-- TASK PROMPT --
Examine each line of the data. Copy those that contain the string "Disminución".

Items from a figure collection:
◆ ◆ ◆
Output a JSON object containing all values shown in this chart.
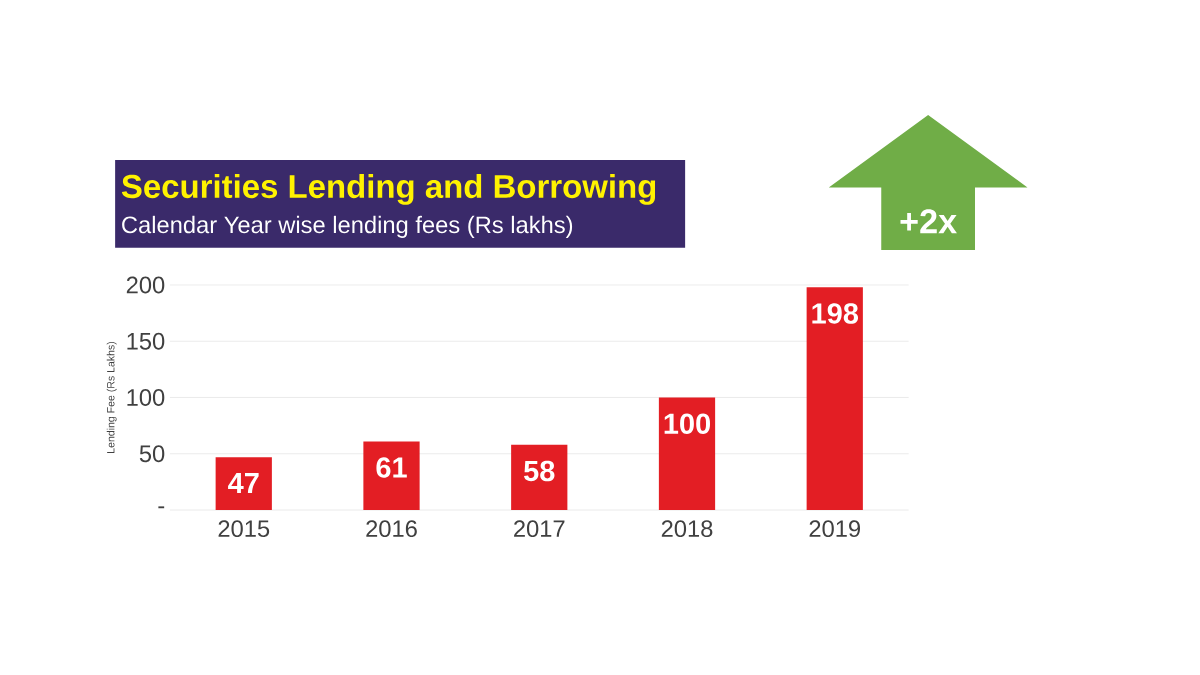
{
  "chart_data": {
    "type": "bar",
    "title": "Securities Lending and Borrowing",
    "subtitle": "Calendar Year wise lending fees (Rs lakhs)",
    "ylabel": "Lending Fee (Rs Lakhs)",
    "categories": [
      "2015",
      "2016",
      "2017",
      "2018",
      "2019"
    ],
    "values": [
      47,
      61,
      58,
      100,
      198
    ],
    "color": "#e31e24",
    "ylim": [
      0,
      200
    ],
    "yticks": [
      {
        "value": 0,
        "label": "-"
      },
      50,
      100,
      150,
      200
    ],
    "grid": "y",
    "data_labels": true,
    "annotations": [
      "+2x"
    ]
  }
}
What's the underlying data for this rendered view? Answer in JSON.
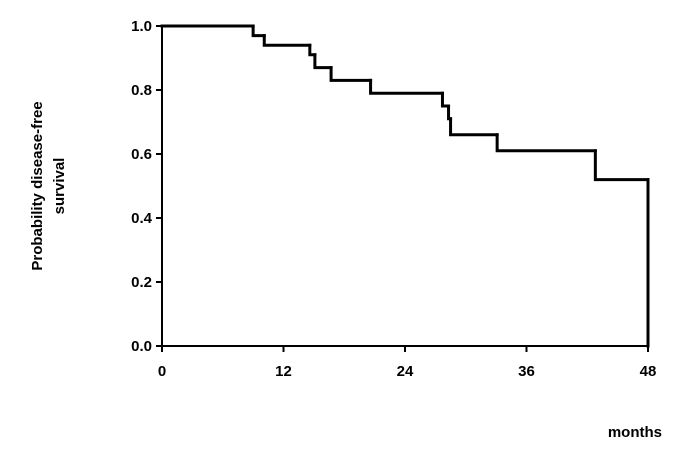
{
  "chart_data": {
    "type": "step",
    "xlabel": "months",
    "ylabel": [
      "Probability disease-free",
      "survival"
    ],
    "x": [
      0,
      9,
      10.1,
      14.6,
      15.1,
      16.7,
      20.6,
      27.7,
      28.3,
      28.5,
      33.1,
      42.8,
      48
    ],
    "values": [
      1,
      0.97,
      0.94,
      0.91,
      0.87,
      0.83,
      0.79,
      0.75,
      0.71,
      0.66,
      0.61,
      0.52,
      0
    ],
    "color": "#000000",
    "xlim": [
      0,
      48
    ],
    "xticks": [
      0,
      12,
      24,
      36,
      48
    ],
    "ylim": [
      0,
      1
    ],
    "yticks": [
      {
        "value": 0,
        "label": "0.0"
      },
      0.2,
      0.4,
      0.6,
      0.8,
      {
        "value": 1,
        "label": "1.0"
      }
    ]
  }
}
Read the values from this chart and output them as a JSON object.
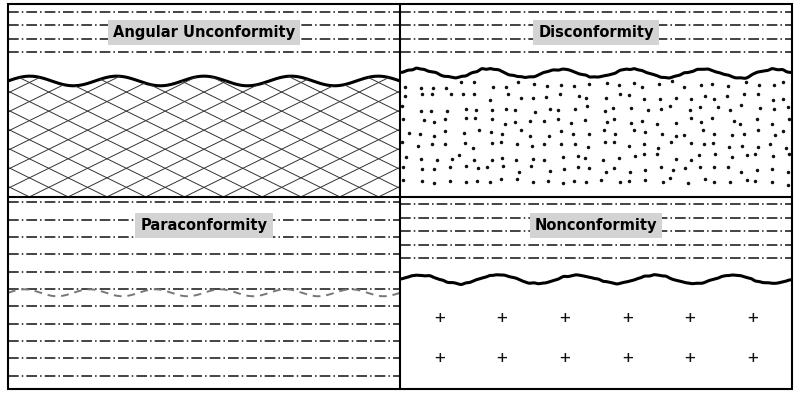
{
  "bg_color": "#ffffff",
  "label_bg": "#d3d3d3",
  "dash_color": "#111111",
  "wave_color": "#000000",
  "hatch_color": "#000000",
  "dot_color": "#111111",
  "para_color": "#888888",
  "cross_color": "#111111",
  "panels": {
    "angular": "Angular Unconformity",
    "disconformity": "Disconformity",
    "paraconformity": "Paraconformity",
    "nonconformity": "Nonconformity"
  },
  "fig_width": 8.0,
  "fig_height": 3.93,
  "dpi": 100
}
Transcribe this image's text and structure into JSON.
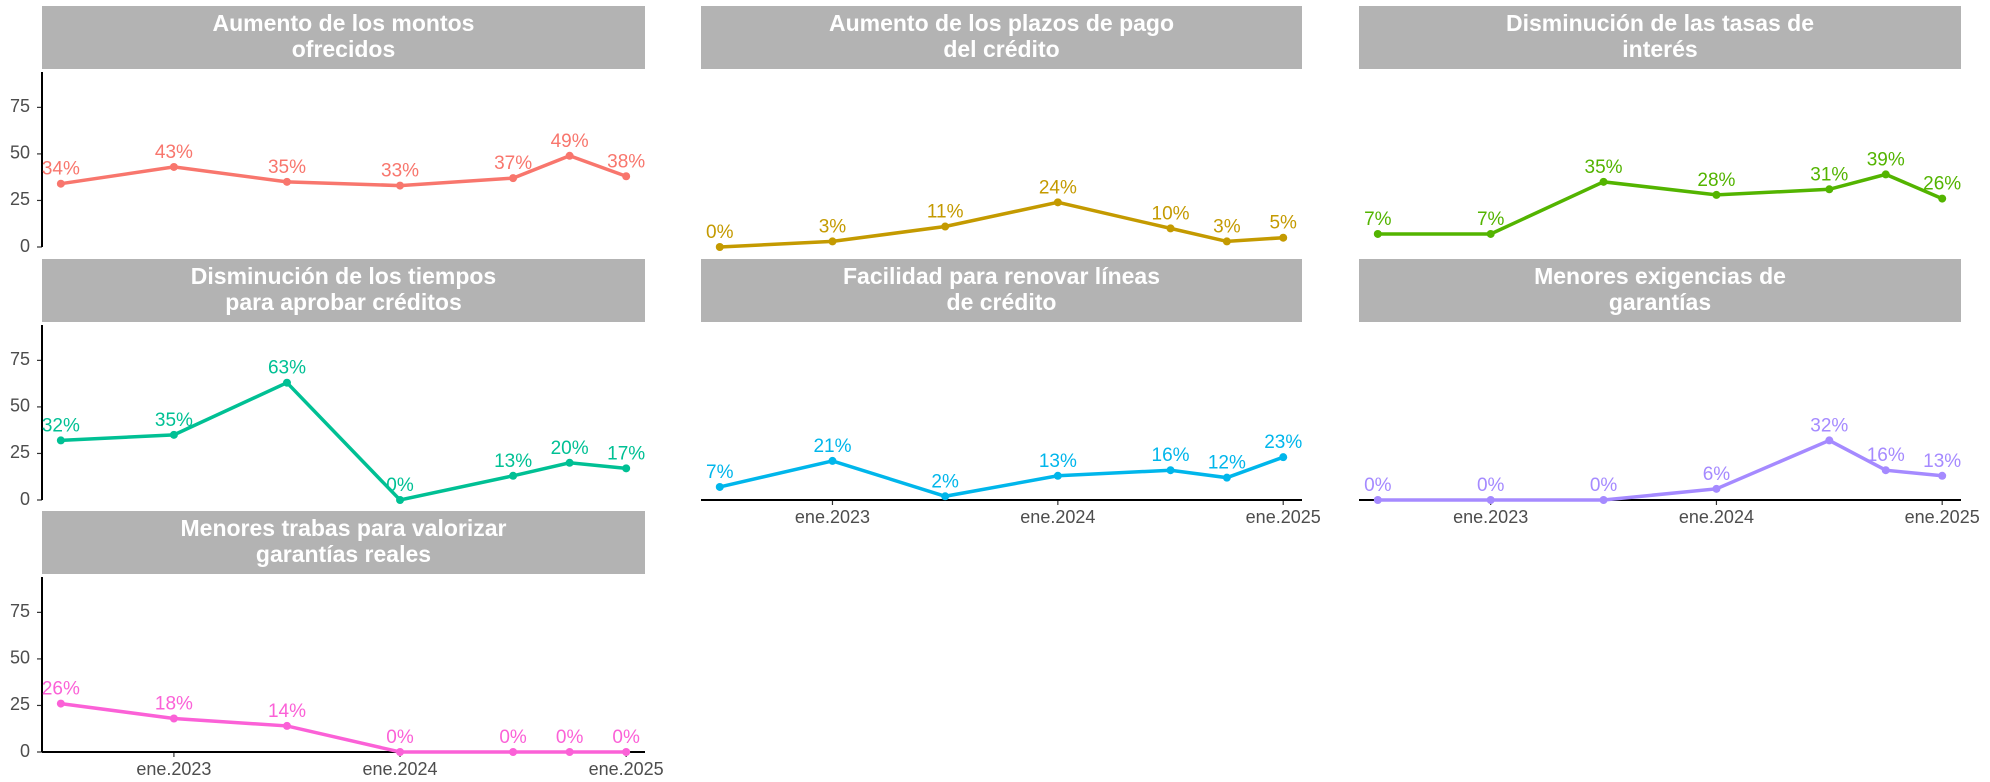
{
  "chart_data": [
    {
      "type": "line",
      "title": [
        "Aumento de los montos",
        "ofrecidos"
      ],
      "color": "#F8766D",
      "x": [
        "2022-07",
        "2023-01",
        "2023-07",
        "2024-01",
        "2024-07",
        "2024-10",
        "2025-01"
      ],
      "values": [
        34,
        43,
        35,
        33,
        37,
        49,
        38
      ],
      "value_labels": [
        "34%",
        "43%",
        "35%",
        "33%",
        "37%",
        "49%",
        "38%"
      ],
      "xlim": [
        "2022-06",
        "2025-02"
      ],
      "ylim": [
        0,
        94
      ],
      "yticks": [
        0,
        25,
        50,
        75
      ]
    },
    {
      "type": "line",
      "title": [
        "Aumento de los plazos de pago",
        "del crédito"
      ],
      "color": "#C49A00",
      "x": [
        "2022-07",
        "2023-01",
        "2023-07",
        "2024-01",
        "2024-07",
        "2024-10",
        "2025-01"
      ],
      "values": [
        0,
        3,
        11,
        24,
        10,
        3,
        5
      ],
      "value_labels": [
        "0%",
        "3%",
        "11%",
        "24%",
        "10%",
        "3%",
        "5%"
      ],
      "xlim": [
        "2022-06",
        "2025-02"
      ],
      "ylim": [
        0,
        94
      ]
    },
    {
      "type": "line",
      "title": [
        "Disminución de las tasas de",
        "interés"
      ],
      "color": "#53B400",
      "x": [
        "2022-07",
        "2023-01",
        "2023-07",
        "2024-01",
        "2024-07",
        "2024-10",
        "2025-01"
      ],
      "values": [
        7,
        7,
        35,
        28,
        31,
        39,
        26
      ],
      "value_labels": [
        "7%",
        "7%",
        "35%",
        "28%",
        "31%",
        "39%",
        "26%"
      ],
      "xlim": [
        "2022-06",
        "2025-02"
      ],
      "ylim": [
        0,
        94
      ]
    },
    {
      "type": "line",
      "title": [
        "Disminución de los tiempos",
        "para aprobar créditos"
      ],
      "color": "#00C094",
      "x": [
        "2022-07",
        "2023-01",
        "2023-07",
        "2024-01",
        "2024-07",
        "2024-10",
        "2025-01"
      ],
      "values": [
        32,
        35,
        63,
        0,
        13,
        20,
        17
      ],
      "value_labels": [
        "32%",
        "35%",
        "63%",
        "0%",
        "13%",
        "20%",
        "17%"
      ],
      "xlim": [
        "2022-06",
        "2025-02"
      ],
      "ylim": [
        0,
        94
      ],
      "yticks": [
        0,
        25,
        50,
        75
      ]
    },
    {
      "type": "line",
      "title": [
        "Facilidad para renovar líneas",
        "de crédito"
      ],
      "color": "#00B6EB",
      "x": [
        "2022-07",
        "2023-01",
        "2023-07",
        "2024-01",
        "2024-07",
        "2024-10",
        "2025-01"
      ],
      "values": [
        7,
        21,
        2,
        13,
        16,
        12,
        23
      ],
      "value_labels": [
        "7%",
        "21%",
        "2%",
        "13%",
        "16%",
        "12%",
        "23%"
      ],
      "xlim": [
        "2022-06",
        "2025-02"
      ],
      "ylim": [
        0,
        94
      ],
      "xticks": [
        {
          "value": "2023-01",
          "label": "ene.2023"
        },
        {
          "value": "2024-01",
          "label": "ene.2024"
        },
        {
          "value": "2025-01",
          "label": "ene.2025"
        }
      ]
    },
    {
      "type": "line",
      "title": [
        "Menores exigencias de",
        "garantías"
      ],
      "color": "#A58AFF",
      "x": [
        "2022-07",
        "2023-01",
        "2023-07",
        "2024-01",
        "2024-07",
        "2024-10",
        "2025-01"
      ],
      "values": [
        0,
        0,
        0,
        6,
        32,
        16,
        13
      ],
      "value_labels": [
        "0%",
        "0%",
        "0%",
        "6%",
        "32%",
        "16%",
        "13%"
      ],
      "xlim": [
        "2022-06",
        "2025-02"
      ],
      "ylim": [
        0,
        94
      ],
      "xticks": [
        {
          "value": "2023-01",
          "label": "ene.2023"
        },
        {
          "value": "2024-01",
          "label": "ene.2024"
        },
        {
          "value": "2025-01",
          "label": "ene.2025"
        }
      ]
    },
    {
      "type": "line",
      "title": [
        "Menores trabas para valorizar",
        "garantías reales"
      ],
      "color": "#FB61D7",
      "x": [
        "2022-07",
        "2023-01",
        "2023-07",
        "2024-01",
        "2024-07",
        "2024-10",
        "2025-01"
      ],
      "values": [
        26,
        18,
        14,
        0,
        0,
        0,
        0
      ],
      "value_labels": [
        "26%",
        "18%",
        "14%",
        "0%",
        "0%",
        "0%",
        "0%"
      ],
      "xlim": [
        "2022-06",
        "2025-02"
      ],
      "ylim": [
        0,
        94
      ],
      "yticks": [
        0,
        25,
        50,
        75
      ],
      "xticks": [
        {
          "value": "2023-01",
          "label": "ene.2023"
        },
        {
          "value": "2024-01",
          "label": "ene.2024"
        },
        {
          "value": "2025-01",
          "label": "ene.2025"
        }
      ]
    }
  ]
}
◆ ◆ ◆
-- TASK RESULT --
        "Disminución de las tasas de",
        "Disminución de los tiempos",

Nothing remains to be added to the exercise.